↓

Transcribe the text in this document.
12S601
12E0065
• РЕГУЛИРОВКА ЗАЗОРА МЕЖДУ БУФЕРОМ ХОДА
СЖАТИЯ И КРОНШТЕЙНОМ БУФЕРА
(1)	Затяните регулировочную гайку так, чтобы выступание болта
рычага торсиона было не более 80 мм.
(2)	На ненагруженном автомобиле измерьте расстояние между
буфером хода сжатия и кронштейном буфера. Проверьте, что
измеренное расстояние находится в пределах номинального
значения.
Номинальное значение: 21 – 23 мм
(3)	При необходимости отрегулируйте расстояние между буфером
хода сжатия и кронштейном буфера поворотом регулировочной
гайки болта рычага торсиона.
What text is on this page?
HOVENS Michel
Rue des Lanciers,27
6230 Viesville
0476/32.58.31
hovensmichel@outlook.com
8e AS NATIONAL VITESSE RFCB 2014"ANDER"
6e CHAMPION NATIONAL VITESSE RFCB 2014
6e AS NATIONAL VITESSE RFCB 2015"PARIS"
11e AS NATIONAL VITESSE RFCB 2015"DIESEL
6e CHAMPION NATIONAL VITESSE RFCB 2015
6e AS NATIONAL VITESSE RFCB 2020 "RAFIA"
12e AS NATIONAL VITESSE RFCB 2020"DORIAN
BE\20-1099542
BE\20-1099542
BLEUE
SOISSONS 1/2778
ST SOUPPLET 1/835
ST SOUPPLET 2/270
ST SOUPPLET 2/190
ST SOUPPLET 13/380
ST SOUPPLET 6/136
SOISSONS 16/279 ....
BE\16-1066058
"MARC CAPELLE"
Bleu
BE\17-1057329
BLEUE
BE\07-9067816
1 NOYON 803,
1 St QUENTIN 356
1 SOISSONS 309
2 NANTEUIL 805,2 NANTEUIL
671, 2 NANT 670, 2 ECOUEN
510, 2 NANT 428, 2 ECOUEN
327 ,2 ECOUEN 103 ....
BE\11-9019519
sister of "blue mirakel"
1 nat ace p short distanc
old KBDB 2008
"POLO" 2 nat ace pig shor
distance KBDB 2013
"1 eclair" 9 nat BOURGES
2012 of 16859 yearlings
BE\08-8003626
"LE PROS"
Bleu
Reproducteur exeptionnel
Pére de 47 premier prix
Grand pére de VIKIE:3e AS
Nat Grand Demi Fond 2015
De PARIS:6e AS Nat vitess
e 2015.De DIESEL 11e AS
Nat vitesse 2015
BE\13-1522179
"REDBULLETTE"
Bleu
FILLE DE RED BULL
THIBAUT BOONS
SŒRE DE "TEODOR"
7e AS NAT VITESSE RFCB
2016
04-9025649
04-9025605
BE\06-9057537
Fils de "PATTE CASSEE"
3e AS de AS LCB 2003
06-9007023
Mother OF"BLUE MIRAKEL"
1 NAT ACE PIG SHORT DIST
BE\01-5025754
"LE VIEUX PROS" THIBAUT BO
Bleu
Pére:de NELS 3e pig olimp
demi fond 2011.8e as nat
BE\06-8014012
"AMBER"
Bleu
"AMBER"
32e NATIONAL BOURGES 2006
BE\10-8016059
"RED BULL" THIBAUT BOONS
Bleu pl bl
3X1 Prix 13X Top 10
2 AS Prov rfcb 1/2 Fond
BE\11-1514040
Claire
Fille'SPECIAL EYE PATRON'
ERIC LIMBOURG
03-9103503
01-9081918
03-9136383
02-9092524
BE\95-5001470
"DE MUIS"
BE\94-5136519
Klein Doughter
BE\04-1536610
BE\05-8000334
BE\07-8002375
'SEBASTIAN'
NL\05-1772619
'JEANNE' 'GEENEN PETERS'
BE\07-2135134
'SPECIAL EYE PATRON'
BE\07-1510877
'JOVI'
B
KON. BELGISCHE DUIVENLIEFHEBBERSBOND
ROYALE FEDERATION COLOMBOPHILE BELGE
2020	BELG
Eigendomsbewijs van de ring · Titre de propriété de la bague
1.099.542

↑

Copy every line of the listing that includes the string "DIESEL".

11e AS NATIONAL VITESSE RFCB 2015"DIESEL
e 2015.De DIESEL 11e AS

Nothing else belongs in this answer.